§ **Extracted information**:
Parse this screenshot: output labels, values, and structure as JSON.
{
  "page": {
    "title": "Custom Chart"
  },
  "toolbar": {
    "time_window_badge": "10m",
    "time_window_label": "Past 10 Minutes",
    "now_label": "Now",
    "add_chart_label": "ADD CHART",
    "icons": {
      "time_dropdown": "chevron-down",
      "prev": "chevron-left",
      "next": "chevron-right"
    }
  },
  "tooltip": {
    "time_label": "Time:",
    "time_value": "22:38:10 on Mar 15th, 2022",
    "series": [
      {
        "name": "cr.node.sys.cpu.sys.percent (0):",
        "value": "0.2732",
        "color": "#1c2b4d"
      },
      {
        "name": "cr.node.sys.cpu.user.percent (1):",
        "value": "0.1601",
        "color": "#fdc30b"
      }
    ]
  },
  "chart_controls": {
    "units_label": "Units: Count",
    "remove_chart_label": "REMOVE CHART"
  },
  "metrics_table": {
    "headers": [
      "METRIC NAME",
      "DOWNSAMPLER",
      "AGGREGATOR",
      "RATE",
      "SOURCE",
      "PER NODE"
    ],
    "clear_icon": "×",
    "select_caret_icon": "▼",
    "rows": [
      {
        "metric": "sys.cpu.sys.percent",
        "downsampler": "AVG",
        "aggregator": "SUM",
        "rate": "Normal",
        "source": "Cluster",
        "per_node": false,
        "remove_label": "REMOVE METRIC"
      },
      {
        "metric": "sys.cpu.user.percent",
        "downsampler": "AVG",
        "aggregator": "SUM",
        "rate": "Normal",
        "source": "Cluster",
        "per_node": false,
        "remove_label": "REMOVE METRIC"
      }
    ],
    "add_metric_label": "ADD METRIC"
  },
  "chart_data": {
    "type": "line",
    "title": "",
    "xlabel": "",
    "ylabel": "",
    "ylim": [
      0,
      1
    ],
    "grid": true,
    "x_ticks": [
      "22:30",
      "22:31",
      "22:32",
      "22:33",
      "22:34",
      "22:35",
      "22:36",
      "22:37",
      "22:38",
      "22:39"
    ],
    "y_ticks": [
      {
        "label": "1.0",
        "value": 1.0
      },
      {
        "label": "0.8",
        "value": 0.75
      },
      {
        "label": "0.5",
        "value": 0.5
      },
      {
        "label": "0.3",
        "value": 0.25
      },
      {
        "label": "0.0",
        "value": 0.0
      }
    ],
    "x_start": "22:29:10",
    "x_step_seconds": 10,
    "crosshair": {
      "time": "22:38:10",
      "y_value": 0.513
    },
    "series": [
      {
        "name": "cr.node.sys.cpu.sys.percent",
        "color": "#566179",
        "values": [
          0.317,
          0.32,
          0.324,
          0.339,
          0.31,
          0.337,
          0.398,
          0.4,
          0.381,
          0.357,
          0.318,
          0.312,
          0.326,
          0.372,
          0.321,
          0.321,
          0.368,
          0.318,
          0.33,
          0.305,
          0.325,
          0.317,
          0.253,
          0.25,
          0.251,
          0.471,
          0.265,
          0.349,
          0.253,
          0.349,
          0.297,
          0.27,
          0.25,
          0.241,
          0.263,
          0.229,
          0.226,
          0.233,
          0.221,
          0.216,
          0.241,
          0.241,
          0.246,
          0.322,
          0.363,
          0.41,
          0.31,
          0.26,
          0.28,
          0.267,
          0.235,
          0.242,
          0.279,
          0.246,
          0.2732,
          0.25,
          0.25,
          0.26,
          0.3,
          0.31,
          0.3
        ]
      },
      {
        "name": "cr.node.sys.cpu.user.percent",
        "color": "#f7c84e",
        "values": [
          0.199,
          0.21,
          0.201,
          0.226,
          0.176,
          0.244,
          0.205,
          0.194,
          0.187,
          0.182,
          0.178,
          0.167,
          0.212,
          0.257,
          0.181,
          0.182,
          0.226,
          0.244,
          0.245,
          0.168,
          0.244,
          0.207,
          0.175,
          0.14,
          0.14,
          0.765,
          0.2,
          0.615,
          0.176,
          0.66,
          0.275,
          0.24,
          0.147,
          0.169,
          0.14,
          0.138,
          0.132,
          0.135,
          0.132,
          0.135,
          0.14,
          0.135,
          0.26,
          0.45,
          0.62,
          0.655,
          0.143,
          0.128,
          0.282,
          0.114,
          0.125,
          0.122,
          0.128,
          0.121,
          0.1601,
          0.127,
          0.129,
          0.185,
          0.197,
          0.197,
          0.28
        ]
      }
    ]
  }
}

§ **What to produce**: Go through the listing above and restate it word for word.

§ **Solution for this exercise**:
Parse this screenshot: output labels, values, and structure as JSON.
{
  "page": {
    "title": "Custom Chart"
  },
  "toolbar": {
    "time_window_badge": "10m",
    "time_window_label": "Past 10 Minutes",
    "now_label": "Now",
    "add_chart_label": "ADD CHART",
    "icons": {
      "time_dropdown": "chevron-down",
      "prev": "chevron-left",
      "next": "chevron-right"
    }
  },
  "tooltip": {
    "time_label": "Time:",
    "time_value": "22:38:10 on Mar 15th, 2022",
    "series": [
      {
        "name": "cr.node.sys.cpu.sys.percent (0):",
        "value": "0.2732",
        "color": "#1c2b4d"
      },
      {
        "name": "cr.node.sys.cpu.user.percent (1):",
        "value": "0.1601",
        "color": "#fdc30b"
      }
    ]
  },
  "chart_controls": {
    "units_label": "Units: Count",
    "remove_chart_label": "REMOVE CHART"
  },
  "metrics_table": {
    "headers": [
      "METRIC NAME",
      "DOWNSAMPLER",
      "AGGREGATOR",
      "RATE",
      "SOURCE",
      "PER NODE"
    ],
    "clear_icon": "×",
    "select_caret_icon": "▼",
    "rows": [
      {
        "metric": "sys.cpu.sys.percent",
        "downsampler": "AVG",
        "aggregator": "SUM",
        "rate": "Normal",
        "source": "Cluster",
        "per_node": false,
        "remove_label": "REMOVE METRIC"
      },
      {
        "metric": "sys.cpu.user.percent",
        "downsampler": "AVG",
        "aggregator": "SUM",
        "rate": "Normal",
        "source": "Cluster",
        "per_node": false,
        "remove_label": "REMOVE METRIC"
      }
    ],
    "add_metric_label": "ADD METRIC"
  },
  "chart_data": {
    "type": "line",
    "title": "",
    "xlabel": "",
    "ylabel": "",
    "ylim": [
      0,
      1
    ],
    "grid": true,
    "x_ticks": [
      "22:30",
      "22:31",
      "22:32",
      "22:33",
      "22:34",
      "22:35",
      "22:36",
      "22:37",
      "22:38",
      "22:39"
    ],
    "y_ticks": [
      {
        "label": "1.0",
        "value": 1.0
      },
      {
        "label": "0.8",
        "value": 0.75
      },
      {
        "label": "0.5",
        "value": 0.5
      },
      {
        "label": "0.3",
        "value": 0.25
      },
      {
        "label": "0.0",
        "value": 0.0
      }
    ],
    "x_start": "22:29:10",
    "x_step_seconds": 10,
    "crosshair": {
      "time": "22:38:10",
      "y_value": 0.513
    },
    "series": [
      {
        "name": "cr.node.sys.cpu.sys.percent",
        "color": "#566179",
        "values": [
          0.317,
          0.32,
          0.324,
          0.339,
          0.31,
          0.337,
          0.398,
          0.4,
          0.381,
          0.357,
          0.318,
          0.312,
          0.326,
          0.372,
          0.321,
          0.321,
          0.368,
          0.318,
          0.33,
          0.305,
          0.325,
          0.317,
          0.253,
          0.25,
          0.251,
          0.471,
          0.265,
          0.349,
          0.253,
          0.349,
          0.297,
          0.27,
          0.25,
          0.241,
          0.263,
          0.229,
          0.226,
          0.233,
          0.221,
          0.216,
          0.241,
          0.241,
          0.246,
          0.322,
          0.363,
          0.41,
          0.31,
          0.26,
          0.28,
          0.267,
          0.235,
          0.242,
          0.279,
          0.246,
          0.2732,
          0.25,
          0.25,
          0.26,
          0.3,
          0.31,
          0.3
        ]
      },
      {
        "name": "cr.node.sys.cpu.user.percent",
        "color": "#f7c84e",
        "values": [
          0.199,
          0.21,
          0.201,
          0.226,
          0.176,
          0.244,
          0.205,
          0.194,
          0.187,
          0.182,
          0.178,
          0.167,
          0.212,
          0.257,
          0.181,
          0.182,
          0.226,
          0.244,
          0.245,
          0.168,
          0.244,
          0.207,
          0.175,
          0.14,
          0.14,
          0.765,
          0.2,
          0.615,
          0.176,
          0.66,
          0.275,
          0.24,
          0.147,
          0.169,
          0.14,
          0.138,
          0.132,
          0.135,
          0.132,
          0.135,
          0.14,
          0.135,
          0.26,
          0.45,
          0.62,
          0.655,
          0.143,
          0.128,
          0.282,
          0.114,
          0.125,
          0.122,
          0.128,
          0.121,
          0.1601,
          0.127,
          0.129,
          0.185,
          0.197,
          0.197,
          0.28
        ]
      }
    ]
  }
}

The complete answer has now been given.